**Work to do:** Give the entries again exactly, every one of them.

**Stored entries:**
• • • • •

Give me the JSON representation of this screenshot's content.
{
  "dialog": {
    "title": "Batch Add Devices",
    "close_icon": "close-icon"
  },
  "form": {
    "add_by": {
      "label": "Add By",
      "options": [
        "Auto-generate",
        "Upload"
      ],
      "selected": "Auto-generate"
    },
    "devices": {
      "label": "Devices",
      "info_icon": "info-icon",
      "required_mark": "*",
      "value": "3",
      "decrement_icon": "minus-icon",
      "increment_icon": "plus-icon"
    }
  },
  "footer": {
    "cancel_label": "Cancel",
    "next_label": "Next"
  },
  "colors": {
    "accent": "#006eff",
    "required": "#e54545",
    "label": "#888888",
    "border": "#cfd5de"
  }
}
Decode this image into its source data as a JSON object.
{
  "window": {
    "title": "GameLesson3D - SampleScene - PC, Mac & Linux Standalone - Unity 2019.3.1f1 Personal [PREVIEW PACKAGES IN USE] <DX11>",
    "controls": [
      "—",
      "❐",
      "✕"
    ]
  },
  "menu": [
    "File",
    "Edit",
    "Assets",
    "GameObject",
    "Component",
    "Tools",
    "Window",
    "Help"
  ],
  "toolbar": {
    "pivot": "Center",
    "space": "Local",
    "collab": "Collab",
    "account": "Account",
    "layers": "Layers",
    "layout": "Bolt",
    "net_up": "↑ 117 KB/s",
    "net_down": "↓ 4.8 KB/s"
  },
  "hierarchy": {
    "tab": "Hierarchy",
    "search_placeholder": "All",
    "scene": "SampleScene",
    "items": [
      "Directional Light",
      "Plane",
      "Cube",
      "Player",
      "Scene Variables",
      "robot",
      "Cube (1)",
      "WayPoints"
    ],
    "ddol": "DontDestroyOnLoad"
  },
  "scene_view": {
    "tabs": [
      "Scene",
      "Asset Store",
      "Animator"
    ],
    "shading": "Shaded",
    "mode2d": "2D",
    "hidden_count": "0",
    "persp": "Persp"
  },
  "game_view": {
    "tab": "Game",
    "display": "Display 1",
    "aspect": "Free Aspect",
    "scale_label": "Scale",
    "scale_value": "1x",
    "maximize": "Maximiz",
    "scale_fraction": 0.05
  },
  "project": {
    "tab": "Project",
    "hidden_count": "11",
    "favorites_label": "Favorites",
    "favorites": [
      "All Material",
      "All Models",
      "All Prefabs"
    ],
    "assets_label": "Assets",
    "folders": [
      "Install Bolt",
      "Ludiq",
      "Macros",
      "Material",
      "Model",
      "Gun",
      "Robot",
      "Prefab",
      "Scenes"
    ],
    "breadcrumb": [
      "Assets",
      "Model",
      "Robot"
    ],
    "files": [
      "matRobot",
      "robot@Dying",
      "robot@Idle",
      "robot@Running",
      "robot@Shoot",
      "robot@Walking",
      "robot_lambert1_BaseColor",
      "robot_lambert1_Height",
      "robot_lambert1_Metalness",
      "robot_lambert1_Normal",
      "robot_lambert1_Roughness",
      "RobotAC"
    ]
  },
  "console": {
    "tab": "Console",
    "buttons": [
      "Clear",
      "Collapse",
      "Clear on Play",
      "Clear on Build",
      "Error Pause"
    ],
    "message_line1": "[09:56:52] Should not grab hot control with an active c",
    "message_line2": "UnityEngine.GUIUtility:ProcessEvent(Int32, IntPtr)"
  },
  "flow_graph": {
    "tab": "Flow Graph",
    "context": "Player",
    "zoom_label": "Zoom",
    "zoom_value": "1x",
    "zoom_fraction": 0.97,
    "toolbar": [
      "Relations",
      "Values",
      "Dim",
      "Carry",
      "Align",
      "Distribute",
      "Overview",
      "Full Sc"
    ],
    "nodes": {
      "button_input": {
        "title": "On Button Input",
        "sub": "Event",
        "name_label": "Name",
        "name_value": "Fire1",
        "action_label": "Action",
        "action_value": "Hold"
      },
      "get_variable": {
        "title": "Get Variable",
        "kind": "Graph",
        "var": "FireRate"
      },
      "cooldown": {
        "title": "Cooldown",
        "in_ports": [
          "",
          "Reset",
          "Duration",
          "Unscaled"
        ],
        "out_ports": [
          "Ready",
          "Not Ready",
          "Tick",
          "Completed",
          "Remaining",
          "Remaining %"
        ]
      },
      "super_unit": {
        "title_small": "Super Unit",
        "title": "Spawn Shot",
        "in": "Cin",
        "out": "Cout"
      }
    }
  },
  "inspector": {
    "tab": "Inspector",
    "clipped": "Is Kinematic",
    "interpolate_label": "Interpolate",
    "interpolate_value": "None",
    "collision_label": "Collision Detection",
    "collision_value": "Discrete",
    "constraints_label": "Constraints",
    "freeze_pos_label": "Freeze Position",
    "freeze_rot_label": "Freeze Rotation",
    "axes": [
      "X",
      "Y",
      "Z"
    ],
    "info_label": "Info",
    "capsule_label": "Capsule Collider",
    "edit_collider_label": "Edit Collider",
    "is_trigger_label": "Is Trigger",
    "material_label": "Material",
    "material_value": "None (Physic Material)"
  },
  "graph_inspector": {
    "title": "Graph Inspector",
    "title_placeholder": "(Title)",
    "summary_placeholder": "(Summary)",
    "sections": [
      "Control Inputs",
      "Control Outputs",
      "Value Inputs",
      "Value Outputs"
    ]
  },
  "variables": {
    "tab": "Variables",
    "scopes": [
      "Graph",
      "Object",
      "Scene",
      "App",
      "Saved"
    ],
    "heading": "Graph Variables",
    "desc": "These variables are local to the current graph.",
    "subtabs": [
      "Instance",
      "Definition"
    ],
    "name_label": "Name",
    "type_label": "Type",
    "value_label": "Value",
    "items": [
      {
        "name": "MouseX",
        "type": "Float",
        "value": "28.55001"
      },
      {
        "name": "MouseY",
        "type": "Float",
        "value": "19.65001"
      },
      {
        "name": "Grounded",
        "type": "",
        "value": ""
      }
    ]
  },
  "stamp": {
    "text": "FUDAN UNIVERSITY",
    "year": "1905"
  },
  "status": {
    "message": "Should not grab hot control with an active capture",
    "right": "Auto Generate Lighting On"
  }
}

• • • • •

**Full solution:**
Give me the JSON representation of this screenshot's content.
{
  "dialog": {
    "title": "Batch Add Devices",
    "close_icon": "close-icon"
  },
  "form": {
    "add_by": {
      "label": "Add By",
      "options": [
        "Auto-generate",
        "Upload"
      ],
      "selected": "Auto-generate"
    },
    "devices": {
      "label": "Devices",
      "info_icon": "info-icon",
      "required_mark": "*",
      "value": "3",
      "decrement_icon": "minus-icon",
      "increment_icon": "plus-icon"
    }
  },
  "footer": {
    "cancel_label": "Cancel",
    "next_label": "Next"
  },
  "colors": {
    "accent": "#006eff",
    "required": "#e54545",
    "label": "#888888",
    "border": "#cfd5de"
  }
}
Decode this image into its source data as a JSON object.
{
  "window": {
    "title": "GameLesson3D - SampleScene - PC, Mac & Linux Standalone - Unity 2019.3.1f1 Personal [PREVIEW PACKAGES IN USE] <DX11>",
    "controls": [
      "—",
      "❐",
      "✕"
    ]
  },
  "menu": [
    "File",
    "Edit",
    "Assets",
    "GameObject",
    "Component",
    "Tools",
    "Window",
    "Help"
  ],
  "toolbar": {
    "pivot": "Center",
    "space": "Local",
    "collab": "Collab",
    "account": "Account",
    "layers": "Layers",
    "layout": "Bolt",
    "net_up": "↑ 117 KB/s",
    "net_down": "↓ 4.8 KB/s"
  },
  "hierarchy": {
    "tab": "Hierarchy",
    "search_placeholder": "All",
    "scene": "SampleScene",
    "items": [
      "Directional Light",
      "Plane",
      "Cube",
      "Player",
      "Scene Variables",
      "robot",
      "Cube (1)",
      "WayPoints"
    ],
    "ddol": "DontDestroyOnLoad"
  },
  "scene_view": {
    "tabs": [
      "Scene",
      "Asset Store",
      "Animator"
    ],
    "shading": "Shaded",
    "mode2d": "2D",
    "hidden_count": "0",
    "persp": "Persp"
  },
  "game_view": {
    "tab": "Game",
    "display": "Display 1",
    "aspect": "Free Aspect",
    "scale_label": "Scale",
    "scale_value": "1x",
    "maximize": "Maximiz",
    "scale_fraction": 0.05
  },
  "project": {
    "tab": "Project",
    "hidden_count": "11",
    "favorites_label": "Favorites",
    "favorites": [
      "All Material",
      "All Models",
      "All Prefabs"
    ],
    "assets_label": "Assets",
    "folders": [
      "Install Bolt",
      "Ludiq",
      "Macros",
      "Material",
      "Model",
      "Gun",
      "Robot",
      "Prefab",
      "Scenes"
    ],
    "breadcrumb": [
      "Assets",
      "Model",
      "Robot"
    ],
    "files": [
      "matRobot",
      "robot@Dying",
      "robot@Idle",
      "robot@Running",
      "robot@Shoot",
      "robot@Walking",
      "robot_lambert1_BaseColor",
      "robot_lambert1_Height",
      "robot_lambert1_Metalness",
      "robot_lambert1_Normal",
      "robot_lambert1_Roughness",
      "RobotAC"
    ]
  },
  "console": {
    "tab": "Console",
    "buttons": [
      "Clear",
      "Collapse",
      "Clear on Play",
      "Clear on Build",
      "Error Pause"
    ],
    "message_line1": "[09:56:52] Should not grab hot control with an active c",
    "message_line2": "UnityEngine.GUIUtility:ProcessEvent(Int32, IntPtr)"
  },
  "flow_graph": {
    "tab": "Flow Graph",
    "context": "Player",
    "zoom_label": "Zoom",
    "zoom_value": "1x",
    "zoom_fraction": 0.97,
    "toolbar": [
      "Relations",
      "Values",
      "Dim",
      "Carry",
      "Align",
      "Distribute",
      "Overview",
      "Full Sc"
    ],
    "nodes": {
      "button_input": {
        "title": "On Button Input",
        "sub": "Event",
        "name_label": "Name",
        "name_value": "Fire1",
        "action_label": "Action",
        "action_value": "Hold"
      },
      "get_variable": {
        "title": "Get Variable",
        "kind": "Graph",
        "var": "FireRate"
      },
      "cooldown": {
        "title": "Cooldown",
        "in_ports": [
          "",
          "Reset",
          "Duration",
          "Unscaled"
        ],
        "out_ports": [
          "Ready",
          "Not Ready",
          "Tick",
          "Completed",
          "Remaining",
          "Remaining %"
        ]
      },
      "super_unit": {
        "title_small": "Super Unit",
        "title": "Spawn Shot",
        "in": "Cin",
        "out": "Cout"
      }
    }
  },
  "inspector": {
    "tab": "Inspector",
    "clipped": "Is Kinematic",
    "interpolate_label": "Interpolate",
    "interpolate_value": "None",
    "collision_label": "Collision Detection",
    "collision_value": "Discrete",
    "constraints_label": "Constraints",
    "freeze_pos_label": "Freeze Position",
    "freeze_rot_label": "Freeze Rotation",
    "axes": [
      "X",
      "Y",
      "Z"
    ],
    "info_label": "Info",
    "capsule_label": "Capsule Collider",
    "edit_collider_label": "Edit Collider",
    "is_trigger_label": "Is Trigger",
    "material_label": "Material",
    "material_value": "None (Physic Material)"
  },
  "graph_inspector": {
    "title": "Graph Inspector",
    "title_placeholder": "(Title)",
    "summary_placeholder": "(Summary)",
    "sections": [
      "Control Inputs",
      "Control Outputs",
      "Value Inputs",
      "Value Outputs"
    ]
  },
  "variables": {
    "tab": "Variables",
    "scopes": [
      "Graph",
      "Object",
      "Scene",
      "App",
      "Saved"
    ],
    "heading": "Graph Variables",
    "desc": "These variables are local to the current graph.",
    "subtabs": [
      "Instance",
      "Definition"
    ],
    "name_label": "Name",
    "type_label": "Type",
    "value_label": "Value",
    "items": [
      {
        "name": "MouseX",
        "type": "Float",
        "value": "28.55001"
      },
      {
        "name": "MouseY",
        "type": "Float",
        "value": "19.65001"
      },
      {
        "name": "Grounded",
        "type": "",
        "value": ""
      }
    ]
  },
  "stamp": {
    "text": "FUDAN UNIVERSITY",
    "year": "1905"
  },
  "status": {
    "message": "Should not grab hot control with an active capture",
    "right": "Auto Generate Lighting On"
  }
}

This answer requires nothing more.